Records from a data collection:
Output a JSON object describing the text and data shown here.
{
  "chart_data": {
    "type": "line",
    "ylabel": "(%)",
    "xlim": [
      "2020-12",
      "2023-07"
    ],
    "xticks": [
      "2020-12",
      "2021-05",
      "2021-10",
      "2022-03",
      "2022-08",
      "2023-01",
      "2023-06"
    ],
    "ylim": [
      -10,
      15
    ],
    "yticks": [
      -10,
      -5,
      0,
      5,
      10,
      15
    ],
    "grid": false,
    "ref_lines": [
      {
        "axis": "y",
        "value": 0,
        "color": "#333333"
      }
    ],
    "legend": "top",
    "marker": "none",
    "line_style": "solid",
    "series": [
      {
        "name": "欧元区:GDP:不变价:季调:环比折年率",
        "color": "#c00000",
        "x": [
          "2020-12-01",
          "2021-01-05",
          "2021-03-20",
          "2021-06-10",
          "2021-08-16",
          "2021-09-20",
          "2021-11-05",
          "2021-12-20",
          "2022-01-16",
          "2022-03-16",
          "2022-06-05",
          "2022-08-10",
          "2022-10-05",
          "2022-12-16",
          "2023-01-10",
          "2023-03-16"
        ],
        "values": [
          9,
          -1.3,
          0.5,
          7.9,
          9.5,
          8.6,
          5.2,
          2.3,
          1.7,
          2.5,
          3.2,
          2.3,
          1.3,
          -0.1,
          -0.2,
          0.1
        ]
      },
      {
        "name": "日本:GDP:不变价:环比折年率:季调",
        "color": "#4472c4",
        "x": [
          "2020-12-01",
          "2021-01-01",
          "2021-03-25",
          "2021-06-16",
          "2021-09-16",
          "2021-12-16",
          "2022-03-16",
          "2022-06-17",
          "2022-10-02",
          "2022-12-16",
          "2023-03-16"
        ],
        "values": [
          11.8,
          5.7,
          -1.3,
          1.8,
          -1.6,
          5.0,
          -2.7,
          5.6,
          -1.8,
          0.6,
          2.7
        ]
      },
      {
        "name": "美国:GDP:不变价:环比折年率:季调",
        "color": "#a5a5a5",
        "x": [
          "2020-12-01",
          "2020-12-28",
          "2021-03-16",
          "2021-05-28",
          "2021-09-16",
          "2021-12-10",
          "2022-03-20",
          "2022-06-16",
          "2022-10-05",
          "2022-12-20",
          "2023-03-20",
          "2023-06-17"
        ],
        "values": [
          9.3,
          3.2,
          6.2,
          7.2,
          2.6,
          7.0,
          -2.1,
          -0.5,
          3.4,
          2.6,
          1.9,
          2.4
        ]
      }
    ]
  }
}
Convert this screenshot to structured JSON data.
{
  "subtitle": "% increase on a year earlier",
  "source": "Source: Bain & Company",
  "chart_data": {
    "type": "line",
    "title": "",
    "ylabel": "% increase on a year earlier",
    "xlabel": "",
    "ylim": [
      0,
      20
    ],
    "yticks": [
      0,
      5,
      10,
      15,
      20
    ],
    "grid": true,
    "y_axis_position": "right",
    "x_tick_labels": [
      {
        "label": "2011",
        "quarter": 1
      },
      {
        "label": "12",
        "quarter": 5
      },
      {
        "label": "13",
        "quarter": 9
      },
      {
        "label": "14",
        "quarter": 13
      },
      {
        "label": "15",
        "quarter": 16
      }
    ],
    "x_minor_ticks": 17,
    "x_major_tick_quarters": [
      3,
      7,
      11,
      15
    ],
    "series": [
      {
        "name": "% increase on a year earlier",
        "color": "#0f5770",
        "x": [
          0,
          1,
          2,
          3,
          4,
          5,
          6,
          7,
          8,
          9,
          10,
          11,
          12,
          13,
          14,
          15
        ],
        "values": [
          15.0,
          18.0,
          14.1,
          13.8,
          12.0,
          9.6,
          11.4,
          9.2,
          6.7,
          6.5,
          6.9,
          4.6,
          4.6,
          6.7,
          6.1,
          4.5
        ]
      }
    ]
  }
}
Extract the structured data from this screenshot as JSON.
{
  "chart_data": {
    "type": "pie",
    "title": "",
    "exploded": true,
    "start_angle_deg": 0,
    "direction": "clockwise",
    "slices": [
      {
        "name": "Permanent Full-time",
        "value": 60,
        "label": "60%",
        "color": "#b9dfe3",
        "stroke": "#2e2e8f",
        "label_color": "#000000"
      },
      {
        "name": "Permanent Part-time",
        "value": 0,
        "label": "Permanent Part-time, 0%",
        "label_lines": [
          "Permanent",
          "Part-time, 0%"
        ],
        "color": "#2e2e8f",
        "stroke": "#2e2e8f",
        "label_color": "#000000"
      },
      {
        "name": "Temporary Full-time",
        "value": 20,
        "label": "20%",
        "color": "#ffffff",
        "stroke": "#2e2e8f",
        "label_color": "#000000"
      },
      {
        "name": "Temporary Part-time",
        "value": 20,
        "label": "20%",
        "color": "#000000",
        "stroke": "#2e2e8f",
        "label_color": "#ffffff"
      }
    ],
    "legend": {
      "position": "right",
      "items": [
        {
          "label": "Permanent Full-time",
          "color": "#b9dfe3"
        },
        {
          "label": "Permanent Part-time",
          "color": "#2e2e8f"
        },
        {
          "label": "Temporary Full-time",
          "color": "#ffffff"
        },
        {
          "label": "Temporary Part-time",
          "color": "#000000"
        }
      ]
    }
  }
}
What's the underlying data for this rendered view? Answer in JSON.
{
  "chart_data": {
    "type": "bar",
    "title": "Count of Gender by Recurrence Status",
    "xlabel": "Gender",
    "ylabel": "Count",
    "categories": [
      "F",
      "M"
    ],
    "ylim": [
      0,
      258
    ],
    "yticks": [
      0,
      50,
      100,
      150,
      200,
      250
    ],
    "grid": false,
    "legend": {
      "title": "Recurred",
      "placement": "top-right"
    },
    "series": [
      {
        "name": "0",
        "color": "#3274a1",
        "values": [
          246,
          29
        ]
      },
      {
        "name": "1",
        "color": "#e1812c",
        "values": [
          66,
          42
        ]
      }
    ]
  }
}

### [Exercise task]
Search the entries for the word "ffffff" and copy every line that has it.

### [Result of the exercise]
        "color": "#ffffff",
        "label_color": "#ffffff"
          "color": "#ffffff"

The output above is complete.